» EXERCISE BRIEF: Extract the lines that hold the string "Condition".

:: DATASET ROWS ::

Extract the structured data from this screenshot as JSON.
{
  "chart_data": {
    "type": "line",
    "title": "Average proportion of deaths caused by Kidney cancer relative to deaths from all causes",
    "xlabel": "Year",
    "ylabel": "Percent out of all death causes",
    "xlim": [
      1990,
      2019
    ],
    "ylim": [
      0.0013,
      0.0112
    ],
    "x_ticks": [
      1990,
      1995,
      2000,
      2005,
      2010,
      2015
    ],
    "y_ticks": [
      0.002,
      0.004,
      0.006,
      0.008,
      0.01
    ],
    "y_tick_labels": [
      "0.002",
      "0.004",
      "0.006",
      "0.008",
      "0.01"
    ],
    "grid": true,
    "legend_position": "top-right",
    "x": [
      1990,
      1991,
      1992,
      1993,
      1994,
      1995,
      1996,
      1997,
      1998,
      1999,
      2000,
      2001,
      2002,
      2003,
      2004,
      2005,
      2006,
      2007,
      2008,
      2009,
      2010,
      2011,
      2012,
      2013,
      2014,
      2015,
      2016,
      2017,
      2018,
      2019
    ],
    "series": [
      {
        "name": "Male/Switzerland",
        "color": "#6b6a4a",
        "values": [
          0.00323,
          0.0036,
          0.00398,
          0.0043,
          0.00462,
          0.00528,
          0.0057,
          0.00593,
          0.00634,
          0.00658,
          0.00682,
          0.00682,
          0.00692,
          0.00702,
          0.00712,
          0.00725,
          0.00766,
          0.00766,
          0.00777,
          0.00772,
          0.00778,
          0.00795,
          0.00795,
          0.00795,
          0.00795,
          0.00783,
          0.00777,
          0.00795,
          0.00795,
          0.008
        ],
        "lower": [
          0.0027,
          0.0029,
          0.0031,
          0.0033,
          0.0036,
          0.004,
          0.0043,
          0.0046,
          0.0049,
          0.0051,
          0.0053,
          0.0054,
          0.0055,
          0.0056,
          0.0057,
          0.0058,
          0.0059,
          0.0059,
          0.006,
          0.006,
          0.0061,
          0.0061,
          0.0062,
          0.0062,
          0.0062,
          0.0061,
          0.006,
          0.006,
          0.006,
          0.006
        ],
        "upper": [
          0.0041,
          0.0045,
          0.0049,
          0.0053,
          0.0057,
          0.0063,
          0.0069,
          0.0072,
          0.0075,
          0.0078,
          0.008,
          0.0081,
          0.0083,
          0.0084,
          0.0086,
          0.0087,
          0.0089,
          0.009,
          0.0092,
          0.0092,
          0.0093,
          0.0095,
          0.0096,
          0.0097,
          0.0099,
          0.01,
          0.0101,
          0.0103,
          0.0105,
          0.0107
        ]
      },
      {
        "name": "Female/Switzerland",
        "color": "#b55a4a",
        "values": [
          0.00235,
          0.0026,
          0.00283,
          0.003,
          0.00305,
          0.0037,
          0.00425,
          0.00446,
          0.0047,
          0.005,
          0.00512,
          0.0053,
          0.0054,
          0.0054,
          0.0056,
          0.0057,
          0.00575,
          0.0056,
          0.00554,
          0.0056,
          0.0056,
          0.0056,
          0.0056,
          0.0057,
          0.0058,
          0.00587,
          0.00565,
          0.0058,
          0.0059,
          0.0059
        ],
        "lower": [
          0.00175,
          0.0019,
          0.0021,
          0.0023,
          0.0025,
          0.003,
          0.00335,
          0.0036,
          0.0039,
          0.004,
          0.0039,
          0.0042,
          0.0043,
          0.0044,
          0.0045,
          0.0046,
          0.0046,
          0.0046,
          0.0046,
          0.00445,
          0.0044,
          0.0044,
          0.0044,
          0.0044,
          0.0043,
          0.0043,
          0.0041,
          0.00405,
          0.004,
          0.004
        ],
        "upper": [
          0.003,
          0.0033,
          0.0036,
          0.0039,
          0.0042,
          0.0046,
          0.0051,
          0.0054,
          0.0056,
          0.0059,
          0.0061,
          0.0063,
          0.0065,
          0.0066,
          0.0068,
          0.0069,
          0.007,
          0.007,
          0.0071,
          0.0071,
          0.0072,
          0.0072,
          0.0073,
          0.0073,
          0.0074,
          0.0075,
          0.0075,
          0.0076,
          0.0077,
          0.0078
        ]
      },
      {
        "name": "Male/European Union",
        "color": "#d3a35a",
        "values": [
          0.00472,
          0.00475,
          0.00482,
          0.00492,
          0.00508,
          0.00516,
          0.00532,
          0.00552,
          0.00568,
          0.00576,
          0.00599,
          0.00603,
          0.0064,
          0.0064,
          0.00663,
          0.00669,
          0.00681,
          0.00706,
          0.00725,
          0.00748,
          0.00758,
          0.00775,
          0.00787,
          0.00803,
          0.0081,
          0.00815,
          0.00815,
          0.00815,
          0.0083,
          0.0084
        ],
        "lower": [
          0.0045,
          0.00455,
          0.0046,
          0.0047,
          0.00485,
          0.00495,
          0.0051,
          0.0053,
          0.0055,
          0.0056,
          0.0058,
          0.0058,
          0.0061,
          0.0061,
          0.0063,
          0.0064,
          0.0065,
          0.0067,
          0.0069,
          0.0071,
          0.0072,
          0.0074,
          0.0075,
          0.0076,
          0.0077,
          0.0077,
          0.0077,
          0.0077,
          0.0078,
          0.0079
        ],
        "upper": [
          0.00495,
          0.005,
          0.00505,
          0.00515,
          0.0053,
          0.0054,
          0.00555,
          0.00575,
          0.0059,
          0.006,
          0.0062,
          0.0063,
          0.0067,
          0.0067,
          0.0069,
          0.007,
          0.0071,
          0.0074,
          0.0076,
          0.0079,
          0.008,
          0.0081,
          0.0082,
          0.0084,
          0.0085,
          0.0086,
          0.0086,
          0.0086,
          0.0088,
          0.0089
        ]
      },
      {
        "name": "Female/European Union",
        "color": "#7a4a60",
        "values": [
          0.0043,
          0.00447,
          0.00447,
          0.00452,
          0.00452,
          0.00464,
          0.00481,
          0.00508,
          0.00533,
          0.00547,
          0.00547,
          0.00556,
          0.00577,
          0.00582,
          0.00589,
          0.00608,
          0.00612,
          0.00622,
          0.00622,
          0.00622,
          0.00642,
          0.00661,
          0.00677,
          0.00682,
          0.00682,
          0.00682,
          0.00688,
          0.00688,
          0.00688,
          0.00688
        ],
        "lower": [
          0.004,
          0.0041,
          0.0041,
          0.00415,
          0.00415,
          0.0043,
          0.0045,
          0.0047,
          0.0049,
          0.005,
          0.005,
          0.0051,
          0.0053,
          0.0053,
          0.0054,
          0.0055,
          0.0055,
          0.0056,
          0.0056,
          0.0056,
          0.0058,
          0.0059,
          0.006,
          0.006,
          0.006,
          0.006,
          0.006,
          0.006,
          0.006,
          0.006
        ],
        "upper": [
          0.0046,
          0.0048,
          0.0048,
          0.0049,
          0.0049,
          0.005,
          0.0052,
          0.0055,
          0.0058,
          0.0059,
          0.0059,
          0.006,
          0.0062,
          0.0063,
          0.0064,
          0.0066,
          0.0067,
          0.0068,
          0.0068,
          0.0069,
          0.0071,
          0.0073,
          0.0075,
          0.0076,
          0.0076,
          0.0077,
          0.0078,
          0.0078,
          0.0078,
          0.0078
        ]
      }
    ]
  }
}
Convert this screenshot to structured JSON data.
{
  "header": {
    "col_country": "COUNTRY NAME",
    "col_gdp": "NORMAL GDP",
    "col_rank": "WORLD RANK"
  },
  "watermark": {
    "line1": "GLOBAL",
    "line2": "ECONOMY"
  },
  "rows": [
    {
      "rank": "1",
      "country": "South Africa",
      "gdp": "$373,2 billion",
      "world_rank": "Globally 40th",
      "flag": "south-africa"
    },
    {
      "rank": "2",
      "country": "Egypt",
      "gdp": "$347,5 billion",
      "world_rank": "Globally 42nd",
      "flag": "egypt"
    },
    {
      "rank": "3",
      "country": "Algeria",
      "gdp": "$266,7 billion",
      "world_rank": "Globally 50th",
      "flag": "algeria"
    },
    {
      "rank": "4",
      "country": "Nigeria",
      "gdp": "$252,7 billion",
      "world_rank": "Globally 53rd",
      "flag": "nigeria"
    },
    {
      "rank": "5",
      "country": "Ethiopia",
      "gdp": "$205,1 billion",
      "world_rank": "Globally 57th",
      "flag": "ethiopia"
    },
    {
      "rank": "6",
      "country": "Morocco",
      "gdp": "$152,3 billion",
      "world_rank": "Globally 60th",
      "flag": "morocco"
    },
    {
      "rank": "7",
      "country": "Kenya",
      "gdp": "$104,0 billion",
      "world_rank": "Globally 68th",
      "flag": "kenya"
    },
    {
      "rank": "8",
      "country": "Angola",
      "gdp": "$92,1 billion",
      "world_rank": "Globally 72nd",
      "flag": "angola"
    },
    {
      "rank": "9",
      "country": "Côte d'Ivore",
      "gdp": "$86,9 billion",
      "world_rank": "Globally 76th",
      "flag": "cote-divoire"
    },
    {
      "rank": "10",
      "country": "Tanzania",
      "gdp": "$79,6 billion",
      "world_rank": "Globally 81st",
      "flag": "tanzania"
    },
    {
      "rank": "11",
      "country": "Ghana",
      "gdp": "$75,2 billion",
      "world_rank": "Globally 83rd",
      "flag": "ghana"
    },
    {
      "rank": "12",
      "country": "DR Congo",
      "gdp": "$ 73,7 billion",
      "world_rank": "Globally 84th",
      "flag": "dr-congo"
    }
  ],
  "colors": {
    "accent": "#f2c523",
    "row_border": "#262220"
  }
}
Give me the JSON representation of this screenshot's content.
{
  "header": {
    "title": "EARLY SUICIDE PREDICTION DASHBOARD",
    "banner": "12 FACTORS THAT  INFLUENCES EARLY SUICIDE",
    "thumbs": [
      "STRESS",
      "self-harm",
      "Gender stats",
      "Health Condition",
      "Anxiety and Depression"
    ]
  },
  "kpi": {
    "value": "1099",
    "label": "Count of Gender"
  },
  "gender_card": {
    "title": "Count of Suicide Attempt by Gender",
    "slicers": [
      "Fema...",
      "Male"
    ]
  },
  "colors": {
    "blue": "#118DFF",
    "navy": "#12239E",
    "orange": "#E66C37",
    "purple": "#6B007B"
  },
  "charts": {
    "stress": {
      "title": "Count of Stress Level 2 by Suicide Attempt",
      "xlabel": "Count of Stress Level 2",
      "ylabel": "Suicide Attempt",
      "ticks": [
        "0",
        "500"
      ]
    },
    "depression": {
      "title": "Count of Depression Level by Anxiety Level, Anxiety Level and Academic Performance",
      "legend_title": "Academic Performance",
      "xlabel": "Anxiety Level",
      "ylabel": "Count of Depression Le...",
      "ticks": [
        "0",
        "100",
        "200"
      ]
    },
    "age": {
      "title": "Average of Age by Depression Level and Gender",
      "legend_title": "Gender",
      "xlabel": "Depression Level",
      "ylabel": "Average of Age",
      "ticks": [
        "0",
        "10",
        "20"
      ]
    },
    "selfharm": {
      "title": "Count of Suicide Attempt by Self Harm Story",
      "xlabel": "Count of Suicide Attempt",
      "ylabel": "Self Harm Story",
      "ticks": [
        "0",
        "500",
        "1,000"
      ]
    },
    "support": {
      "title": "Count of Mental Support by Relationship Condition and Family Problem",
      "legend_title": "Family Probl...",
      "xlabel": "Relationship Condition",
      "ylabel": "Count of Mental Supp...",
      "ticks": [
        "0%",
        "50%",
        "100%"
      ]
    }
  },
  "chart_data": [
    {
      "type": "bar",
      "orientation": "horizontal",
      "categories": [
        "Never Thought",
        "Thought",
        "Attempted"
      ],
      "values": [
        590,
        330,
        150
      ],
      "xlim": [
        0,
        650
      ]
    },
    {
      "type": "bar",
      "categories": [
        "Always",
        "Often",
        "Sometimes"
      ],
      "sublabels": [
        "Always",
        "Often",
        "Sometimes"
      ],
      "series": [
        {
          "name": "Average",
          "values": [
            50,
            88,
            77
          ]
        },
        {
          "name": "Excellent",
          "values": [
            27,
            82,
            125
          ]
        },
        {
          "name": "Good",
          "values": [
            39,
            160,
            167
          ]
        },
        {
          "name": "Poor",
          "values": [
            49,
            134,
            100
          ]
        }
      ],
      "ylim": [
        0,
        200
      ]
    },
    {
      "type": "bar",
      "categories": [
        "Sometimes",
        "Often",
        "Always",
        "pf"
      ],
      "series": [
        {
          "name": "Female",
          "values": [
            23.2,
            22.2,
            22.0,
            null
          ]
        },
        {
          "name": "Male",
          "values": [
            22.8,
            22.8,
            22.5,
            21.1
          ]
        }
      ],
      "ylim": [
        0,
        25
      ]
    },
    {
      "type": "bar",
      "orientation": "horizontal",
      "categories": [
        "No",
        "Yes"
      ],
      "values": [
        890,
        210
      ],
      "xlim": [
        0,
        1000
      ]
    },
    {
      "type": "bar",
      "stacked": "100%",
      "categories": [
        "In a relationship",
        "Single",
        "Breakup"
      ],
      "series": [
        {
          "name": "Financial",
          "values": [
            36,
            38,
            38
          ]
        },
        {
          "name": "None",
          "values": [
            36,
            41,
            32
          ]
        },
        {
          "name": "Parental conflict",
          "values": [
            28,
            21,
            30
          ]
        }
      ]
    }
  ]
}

:::

» PROBLEM SOLUTION:
      "Health Condition",
      "title": "Count of Mental Support by Relationship Condition and Family Problem",
      "xlabel": "Relationship Condition",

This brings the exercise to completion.